**EXERCISE INSTRUCTIONS:**
From the entries below, pull out each line where "JSON" appears.

______________________________

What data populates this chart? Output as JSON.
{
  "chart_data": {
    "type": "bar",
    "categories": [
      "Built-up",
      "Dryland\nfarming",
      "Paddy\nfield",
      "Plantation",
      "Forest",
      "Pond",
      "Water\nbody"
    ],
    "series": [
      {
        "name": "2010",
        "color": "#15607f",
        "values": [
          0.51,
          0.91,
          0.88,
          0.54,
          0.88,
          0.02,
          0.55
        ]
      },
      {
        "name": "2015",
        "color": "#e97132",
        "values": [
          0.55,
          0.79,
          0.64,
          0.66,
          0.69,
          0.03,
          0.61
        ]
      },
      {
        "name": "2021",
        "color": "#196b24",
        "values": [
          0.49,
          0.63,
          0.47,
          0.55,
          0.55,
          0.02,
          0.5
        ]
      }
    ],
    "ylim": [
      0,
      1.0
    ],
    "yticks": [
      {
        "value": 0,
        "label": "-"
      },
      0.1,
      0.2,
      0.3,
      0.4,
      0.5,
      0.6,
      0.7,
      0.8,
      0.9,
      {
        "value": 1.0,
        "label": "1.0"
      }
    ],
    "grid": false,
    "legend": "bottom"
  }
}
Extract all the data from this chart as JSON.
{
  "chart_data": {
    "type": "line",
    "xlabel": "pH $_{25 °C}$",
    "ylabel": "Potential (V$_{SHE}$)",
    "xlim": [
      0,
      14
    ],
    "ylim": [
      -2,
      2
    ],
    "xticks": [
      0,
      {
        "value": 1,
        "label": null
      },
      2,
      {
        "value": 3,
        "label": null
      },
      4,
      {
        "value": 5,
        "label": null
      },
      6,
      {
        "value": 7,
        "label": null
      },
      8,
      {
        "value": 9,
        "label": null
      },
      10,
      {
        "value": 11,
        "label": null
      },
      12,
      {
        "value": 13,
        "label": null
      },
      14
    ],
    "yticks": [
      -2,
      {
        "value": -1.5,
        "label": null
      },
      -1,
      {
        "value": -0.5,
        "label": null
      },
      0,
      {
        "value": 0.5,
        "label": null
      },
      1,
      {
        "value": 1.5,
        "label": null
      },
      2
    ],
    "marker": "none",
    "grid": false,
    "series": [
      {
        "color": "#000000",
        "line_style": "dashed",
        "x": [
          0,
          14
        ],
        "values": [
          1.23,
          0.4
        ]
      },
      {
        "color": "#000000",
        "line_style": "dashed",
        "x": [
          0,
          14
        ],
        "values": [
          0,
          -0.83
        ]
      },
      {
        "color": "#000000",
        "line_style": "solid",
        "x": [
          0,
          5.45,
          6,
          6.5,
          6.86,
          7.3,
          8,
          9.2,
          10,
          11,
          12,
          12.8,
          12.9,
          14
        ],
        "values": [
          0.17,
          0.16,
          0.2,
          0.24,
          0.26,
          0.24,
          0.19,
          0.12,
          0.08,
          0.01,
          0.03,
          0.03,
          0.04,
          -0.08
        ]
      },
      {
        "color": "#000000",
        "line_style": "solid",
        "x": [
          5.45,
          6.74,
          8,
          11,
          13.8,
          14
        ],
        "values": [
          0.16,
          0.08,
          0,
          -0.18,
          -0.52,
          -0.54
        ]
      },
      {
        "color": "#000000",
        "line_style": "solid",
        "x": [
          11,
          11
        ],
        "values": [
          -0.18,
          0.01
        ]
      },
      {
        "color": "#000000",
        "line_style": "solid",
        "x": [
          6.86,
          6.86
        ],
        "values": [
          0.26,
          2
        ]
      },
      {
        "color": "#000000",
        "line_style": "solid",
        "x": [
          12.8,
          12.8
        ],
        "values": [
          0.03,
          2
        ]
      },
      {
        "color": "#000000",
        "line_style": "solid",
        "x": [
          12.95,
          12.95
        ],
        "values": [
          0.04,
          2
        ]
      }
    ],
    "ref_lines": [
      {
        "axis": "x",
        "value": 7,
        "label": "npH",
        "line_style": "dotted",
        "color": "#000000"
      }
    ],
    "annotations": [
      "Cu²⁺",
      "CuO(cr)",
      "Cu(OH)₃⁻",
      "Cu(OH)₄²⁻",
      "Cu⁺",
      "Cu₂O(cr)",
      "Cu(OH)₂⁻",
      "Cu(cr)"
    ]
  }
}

______________________________

**OUTPUT OF THE TASK:**
What data populates this chart? Output as JSON.
Extract all the data from this chart as JSON.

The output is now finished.